[DATA FOR THE TASK]
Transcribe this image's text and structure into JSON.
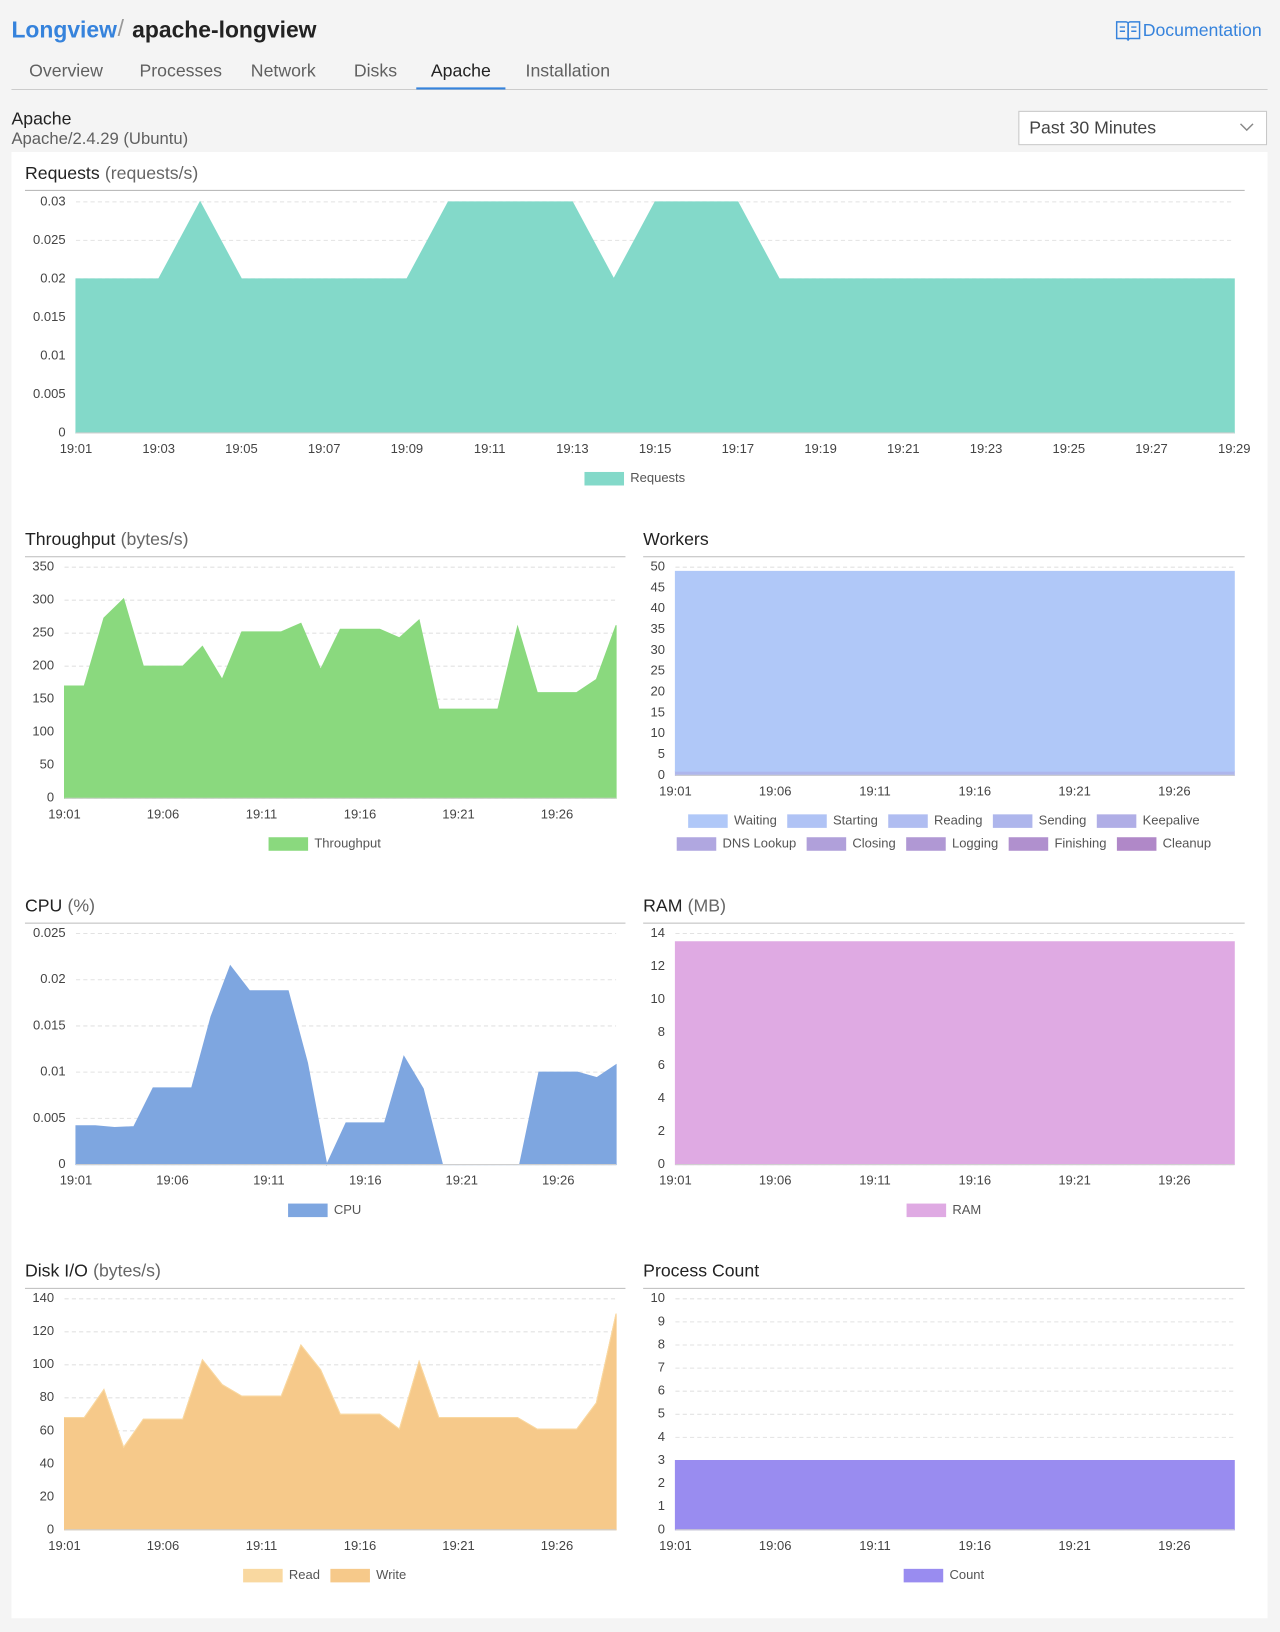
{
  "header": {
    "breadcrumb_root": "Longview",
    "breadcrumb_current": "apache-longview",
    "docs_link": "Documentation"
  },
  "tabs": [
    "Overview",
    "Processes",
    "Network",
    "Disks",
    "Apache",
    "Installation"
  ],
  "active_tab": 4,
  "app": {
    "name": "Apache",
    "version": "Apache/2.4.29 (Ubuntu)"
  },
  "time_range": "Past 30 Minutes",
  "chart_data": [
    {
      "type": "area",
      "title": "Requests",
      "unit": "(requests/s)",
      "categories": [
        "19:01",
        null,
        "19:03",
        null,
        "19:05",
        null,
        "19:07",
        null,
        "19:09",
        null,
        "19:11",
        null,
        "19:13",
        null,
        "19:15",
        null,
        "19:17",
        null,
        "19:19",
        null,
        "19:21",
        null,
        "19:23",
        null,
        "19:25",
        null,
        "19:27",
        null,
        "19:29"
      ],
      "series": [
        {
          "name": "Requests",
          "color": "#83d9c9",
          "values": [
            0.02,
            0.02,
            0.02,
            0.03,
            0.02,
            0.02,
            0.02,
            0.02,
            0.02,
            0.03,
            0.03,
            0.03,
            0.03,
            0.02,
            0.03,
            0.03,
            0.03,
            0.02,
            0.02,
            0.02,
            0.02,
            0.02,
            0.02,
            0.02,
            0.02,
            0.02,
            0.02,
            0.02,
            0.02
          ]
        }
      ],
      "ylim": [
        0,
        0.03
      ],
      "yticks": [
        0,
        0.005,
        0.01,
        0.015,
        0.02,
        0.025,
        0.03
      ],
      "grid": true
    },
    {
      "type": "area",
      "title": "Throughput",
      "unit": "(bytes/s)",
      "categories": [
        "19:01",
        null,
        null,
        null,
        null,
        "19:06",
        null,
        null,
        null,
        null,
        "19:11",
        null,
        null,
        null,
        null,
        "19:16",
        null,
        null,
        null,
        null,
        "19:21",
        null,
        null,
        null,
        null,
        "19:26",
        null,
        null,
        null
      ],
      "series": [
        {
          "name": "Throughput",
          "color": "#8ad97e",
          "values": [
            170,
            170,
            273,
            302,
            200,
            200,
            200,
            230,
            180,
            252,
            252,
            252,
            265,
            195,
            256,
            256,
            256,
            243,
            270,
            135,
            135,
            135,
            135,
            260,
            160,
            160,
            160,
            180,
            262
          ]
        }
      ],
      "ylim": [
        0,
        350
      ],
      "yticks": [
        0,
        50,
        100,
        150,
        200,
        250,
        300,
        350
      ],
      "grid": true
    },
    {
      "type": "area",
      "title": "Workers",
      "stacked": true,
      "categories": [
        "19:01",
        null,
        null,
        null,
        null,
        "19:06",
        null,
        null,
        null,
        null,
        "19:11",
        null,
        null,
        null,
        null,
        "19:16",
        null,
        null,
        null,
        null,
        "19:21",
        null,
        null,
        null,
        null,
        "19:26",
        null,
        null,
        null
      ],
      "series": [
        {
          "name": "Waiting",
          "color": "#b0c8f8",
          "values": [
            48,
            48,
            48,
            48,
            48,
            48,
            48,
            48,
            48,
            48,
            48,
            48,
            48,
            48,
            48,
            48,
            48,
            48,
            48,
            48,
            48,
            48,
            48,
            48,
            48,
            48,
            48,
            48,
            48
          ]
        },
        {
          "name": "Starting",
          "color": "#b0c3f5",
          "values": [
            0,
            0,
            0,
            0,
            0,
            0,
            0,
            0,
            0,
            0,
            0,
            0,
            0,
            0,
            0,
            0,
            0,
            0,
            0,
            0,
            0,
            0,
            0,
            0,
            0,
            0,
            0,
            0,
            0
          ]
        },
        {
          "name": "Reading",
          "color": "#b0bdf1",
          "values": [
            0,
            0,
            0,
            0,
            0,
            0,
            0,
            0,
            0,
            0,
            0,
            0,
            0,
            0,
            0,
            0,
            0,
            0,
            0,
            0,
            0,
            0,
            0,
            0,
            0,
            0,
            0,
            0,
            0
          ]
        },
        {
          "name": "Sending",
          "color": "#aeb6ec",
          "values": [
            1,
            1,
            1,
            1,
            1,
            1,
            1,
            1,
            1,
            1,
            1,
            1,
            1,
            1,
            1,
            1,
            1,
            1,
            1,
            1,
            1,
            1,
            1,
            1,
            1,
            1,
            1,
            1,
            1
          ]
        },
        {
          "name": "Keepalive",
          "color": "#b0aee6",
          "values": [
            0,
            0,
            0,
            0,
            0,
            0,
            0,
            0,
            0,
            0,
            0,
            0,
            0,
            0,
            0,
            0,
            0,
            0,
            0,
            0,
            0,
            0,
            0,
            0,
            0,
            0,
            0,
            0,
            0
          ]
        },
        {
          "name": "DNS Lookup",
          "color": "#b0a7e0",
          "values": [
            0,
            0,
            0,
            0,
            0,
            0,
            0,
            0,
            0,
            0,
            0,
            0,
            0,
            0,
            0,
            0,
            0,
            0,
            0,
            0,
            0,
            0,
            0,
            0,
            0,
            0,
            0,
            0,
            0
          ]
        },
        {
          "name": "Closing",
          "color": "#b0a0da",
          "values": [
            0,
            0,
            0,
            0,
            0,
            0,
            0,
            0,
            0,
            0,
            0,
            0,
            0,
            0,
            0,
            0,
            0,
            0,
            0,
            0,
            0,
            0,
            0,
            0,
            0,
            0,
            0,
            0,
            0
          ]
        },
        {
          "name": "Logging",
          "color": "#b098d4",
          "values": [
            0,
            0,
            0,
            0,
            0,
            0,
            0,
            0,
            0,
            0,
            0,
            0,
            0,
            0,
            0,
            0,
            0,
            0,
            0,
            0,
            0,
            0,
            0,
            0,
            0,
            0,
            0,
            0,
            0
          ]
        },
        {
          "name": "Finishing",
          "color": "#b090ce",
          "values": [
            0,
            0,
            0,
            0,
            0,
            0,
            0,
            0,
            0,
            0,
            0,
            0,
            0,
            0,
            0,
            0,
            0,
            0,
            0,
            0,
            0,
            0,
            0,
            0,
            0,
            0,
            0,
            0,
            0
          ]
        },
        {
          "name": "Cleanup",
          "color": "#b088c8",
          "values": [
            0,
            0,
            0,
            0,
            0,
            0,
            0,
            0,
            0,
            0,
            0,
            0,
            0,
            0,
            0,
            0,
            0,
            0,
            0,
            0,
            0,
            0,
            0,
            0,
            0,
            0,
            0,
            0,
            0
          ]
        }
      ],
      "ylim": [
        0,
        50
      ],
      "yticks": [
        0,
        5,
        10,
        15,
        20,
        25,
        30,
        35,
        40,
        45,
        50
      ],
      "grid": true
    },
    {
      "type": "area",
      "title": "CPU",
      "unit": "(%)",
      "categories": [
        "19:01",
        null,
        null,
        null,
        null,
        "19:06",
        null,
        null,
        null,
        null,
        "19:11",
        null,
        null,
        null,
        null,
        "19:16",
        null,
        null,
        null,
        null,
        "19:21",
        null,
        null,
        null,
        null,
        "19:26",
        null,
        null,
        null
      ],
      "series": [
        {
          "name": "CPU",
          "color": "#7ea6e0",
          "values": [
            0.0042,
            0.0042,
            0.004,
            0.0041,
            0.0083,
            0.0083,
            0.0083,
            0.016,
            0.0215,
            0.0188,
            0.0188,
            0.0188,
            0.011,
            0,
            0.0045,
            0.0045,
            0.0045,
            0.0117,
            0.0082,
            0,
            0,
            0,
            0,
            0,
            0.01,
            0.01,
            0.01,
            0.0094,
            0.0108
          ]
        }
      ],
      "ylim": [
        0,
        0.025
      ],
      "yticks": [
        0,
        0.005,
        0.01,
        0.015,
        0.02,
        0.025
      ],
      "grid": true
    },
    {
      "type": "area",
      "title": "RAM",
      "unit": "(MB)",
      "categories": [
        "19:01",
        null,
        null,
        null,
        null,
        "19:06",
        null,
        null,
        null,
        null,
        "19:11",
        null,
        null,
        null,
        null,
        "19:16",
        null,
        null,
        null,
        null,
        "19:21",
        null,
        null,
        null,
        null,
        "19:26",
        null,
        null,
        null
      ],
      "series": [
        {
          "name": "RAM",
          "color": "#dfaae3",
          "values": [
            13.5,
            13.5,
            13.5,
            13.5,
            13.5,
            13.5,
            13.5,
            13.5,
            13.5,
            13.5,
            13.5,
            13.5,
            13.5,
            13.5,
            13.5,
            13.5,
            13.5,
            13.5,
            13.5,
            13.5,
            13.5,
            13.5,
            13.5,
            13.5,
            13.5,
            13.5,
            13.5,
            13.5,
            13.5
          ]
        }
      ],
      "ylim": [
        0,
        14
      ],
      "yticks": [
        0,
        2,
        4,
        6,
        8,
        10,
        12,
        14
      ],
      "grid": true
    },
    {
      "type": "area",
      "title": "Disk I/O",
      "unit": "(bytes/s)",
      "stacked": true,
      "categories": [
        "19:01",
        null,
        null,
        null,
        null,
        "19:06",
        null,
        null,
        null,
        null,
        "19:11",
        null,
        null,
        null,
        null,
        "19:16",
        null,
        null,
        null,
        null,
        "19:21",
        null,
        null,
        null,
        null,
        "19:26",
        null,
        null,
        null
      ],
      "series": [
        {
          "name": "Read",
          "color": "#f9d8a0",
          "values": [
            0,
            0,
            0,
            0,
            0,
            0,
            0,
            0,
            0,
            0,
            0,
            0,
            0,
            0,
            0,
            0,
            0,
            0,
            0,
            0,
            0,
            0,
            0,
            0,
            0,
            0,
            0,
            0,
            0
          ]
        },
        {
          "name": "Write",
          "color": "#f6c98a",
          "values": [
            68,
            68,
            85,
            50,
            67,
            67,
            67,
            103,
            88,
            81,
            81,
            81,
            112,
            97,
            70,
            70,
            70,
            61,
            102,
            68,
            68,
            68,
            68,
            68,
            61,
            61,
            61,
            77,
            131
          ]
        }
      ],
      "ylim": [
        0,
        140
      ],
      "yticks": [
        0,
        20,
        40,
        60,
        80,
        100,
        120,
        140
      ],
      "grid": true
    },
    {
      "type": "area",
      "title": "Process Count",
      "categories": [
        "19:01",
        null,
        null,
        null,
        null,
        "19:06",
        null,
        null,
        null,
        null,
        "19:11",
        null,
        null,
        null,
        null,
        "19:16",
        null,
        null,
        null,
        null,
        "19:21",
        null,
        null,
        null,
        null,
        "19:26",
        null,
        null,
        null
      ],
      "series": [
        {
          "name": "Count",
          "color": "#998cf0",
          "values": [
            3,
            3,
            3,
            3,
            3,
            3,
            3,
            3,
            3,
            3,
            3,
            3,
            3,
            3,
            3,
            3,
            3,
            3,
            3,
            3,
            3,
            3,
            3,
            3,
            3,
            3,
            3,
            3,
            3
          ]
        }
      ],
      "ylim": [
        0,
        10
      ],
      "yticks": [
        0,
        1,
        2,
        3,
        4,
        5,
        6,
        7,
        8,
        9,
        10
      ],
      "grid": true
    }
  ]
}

---

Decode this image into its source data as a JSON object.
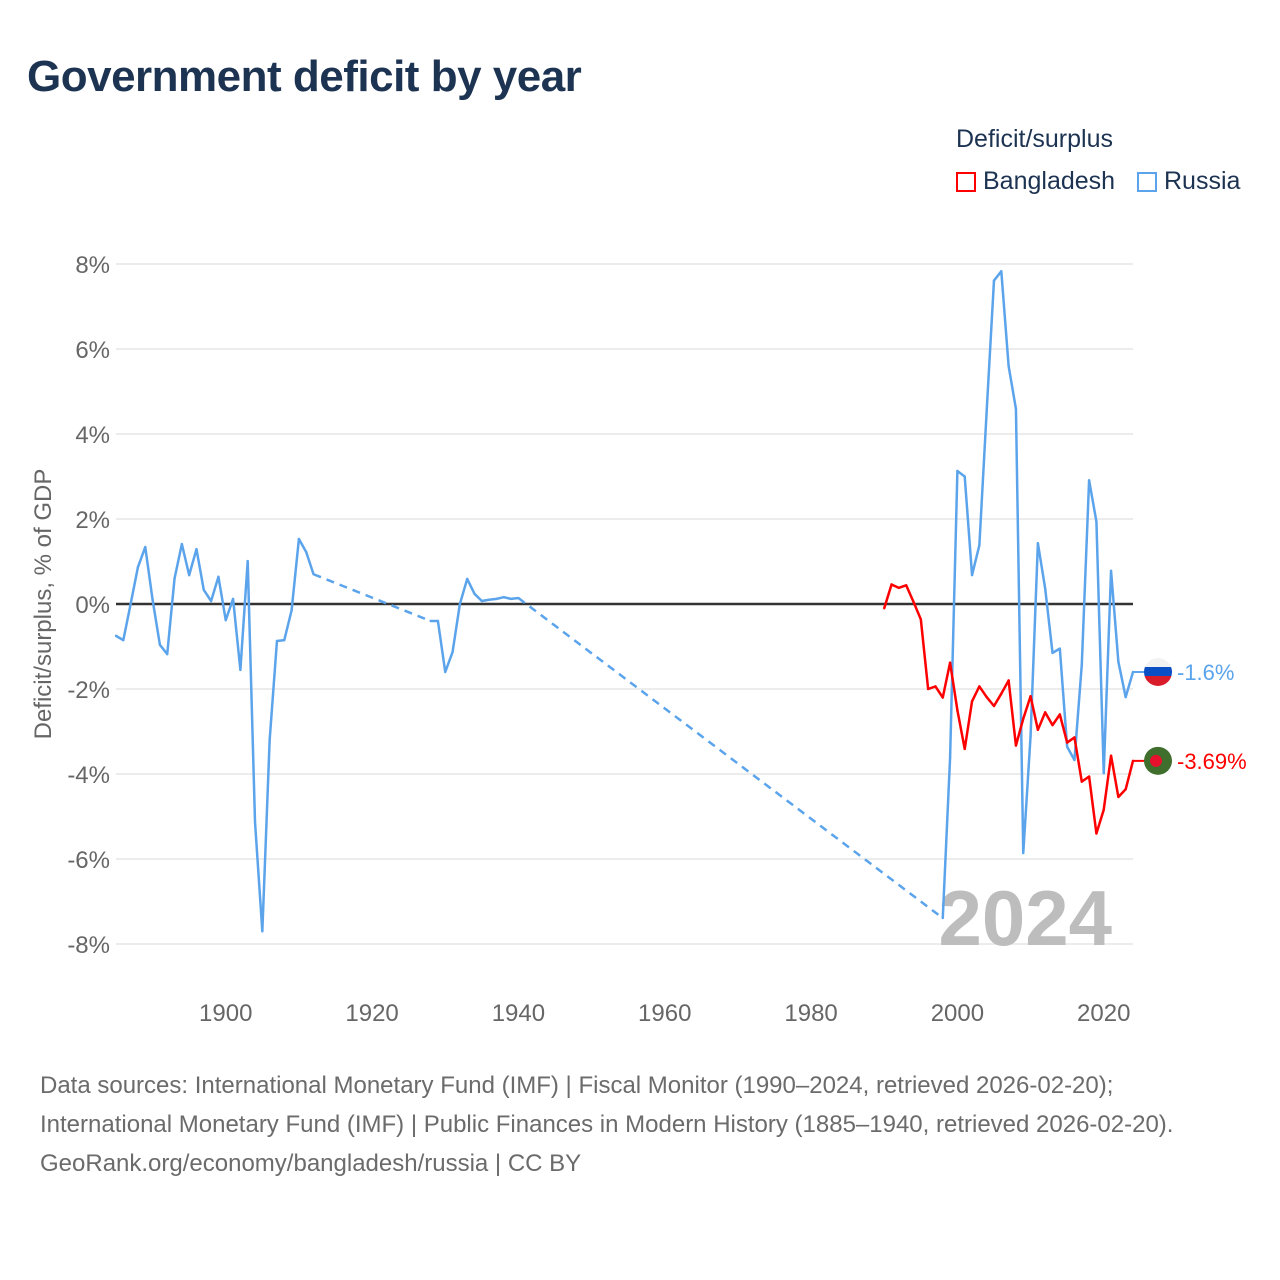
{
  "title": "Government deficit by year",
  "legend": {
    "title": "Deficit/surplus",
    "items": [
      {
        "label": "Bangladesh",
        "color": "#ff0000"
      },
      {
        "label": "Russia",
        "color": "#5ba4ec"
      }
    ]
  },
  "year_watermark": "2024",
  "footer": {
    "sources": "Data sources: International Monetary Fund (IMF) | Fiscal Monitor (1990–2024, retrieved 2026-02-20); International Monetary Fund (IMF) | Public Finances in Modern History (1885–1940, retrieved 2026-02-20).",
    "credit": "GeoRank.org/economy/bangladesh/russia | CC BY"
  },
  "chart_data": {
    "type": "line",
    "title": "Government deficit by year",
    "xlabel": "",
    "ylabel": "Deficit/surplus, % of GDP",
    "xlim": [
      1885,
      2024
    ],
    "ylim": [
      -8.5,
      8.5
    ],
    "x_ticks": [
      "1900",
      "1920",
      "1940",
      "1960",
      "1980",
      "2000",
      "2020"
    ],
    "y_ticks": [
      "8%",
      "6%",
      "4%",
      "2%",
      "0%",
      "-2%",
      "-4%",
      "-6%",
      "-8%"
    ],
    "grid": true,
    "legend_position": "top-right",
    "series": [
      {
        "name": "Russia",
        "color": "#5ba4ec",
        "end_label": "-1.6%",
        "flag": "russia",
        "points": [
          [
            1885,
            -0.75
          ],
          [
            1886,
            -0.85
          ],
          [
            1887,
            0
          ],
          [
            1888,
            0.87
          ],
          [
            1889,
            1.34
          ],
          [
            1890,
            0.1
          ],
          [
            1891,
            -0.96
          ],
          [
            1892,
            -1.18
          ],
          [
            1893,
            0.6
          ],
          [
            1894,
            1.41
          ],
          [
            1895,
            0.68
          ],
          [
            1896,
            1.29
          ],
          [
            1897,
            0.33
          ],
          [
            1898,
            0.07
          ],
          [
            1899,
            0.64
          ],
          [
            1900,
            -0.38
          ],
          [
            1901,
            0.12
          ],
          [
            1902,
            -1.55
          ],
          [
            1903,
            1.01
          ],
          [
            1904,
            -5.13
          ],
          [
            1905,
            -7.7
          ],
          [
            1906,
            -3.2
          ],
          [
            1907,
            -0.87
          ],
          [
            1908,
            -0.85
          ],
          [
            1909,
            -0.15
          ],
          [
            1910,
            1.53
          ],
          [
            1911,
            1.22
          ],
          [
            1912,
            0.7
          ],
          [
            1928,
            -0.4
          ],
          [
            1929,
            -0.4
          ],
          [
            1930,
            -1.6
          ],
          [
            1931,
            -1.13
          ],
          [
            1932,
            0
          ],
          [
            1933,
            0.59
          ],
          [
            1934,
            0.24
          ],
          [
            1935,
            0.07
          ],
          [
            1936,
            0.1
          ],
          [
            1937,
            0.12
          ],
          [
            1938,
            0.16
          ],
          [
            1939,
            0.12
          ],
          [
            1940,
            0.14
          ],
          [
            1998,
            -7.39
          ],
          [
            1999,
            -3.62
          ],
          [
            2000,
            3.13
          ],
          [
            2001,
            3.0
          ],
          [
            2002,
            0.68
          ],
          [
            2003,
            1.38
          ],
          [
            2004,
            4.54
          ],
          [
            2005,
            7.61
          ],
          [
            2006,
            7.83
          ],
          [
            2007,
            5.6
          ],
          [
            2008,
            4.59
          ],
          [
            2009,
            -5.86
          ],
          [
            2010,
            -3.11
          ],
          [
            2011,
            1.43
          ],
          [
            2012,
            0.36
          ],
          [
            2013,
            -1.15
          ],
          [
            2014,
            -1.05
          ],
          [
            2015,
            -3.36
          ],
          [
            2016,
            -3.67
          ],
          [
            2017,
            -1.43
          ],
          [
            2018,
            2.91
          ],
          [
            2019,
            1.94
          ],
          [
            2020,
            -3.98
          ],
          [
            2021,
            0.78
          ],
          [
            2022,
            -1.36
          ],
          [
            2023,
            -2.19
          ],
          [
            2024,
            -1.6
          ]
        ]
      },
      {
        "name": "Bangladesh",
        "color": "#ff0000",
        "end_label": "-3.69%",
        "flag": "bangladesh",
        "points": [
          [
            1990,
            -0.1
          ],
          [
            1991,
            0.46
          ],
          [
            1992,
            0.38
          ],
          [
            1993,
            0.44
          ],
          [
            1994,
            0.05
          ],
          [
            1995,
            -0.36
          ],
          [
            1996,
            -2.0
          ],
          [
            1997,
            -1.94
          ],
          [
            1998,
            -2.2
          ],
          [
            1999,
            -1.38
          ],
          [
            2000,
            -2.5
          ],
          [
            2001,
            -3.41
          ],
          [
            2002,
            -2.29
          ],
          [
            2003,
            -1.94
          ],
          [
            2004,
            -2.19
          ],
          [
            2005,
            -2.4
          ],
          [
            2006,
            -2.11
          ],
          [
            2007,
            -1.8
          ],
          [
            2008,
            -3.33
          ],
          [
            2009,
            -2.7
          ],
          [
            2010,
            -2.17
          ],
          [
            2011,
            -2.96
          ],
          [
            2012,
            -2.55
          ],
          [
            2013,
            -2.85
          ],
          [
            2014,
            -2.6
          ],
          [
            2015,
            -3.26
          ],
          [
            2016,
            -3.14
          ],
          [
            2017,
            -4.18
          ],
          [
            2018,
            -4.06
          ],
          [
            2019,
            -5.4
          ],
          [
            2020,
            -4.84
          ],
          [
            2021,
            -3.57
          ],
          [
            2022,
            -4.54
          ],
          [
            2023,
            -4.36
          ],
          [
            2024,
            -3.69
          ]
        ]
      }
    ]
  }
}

[DIRECTIVE]
Of the lines in the records, determine how many contain the word "Government", and report that number alone.

[EXERCISE SOLUTION]
2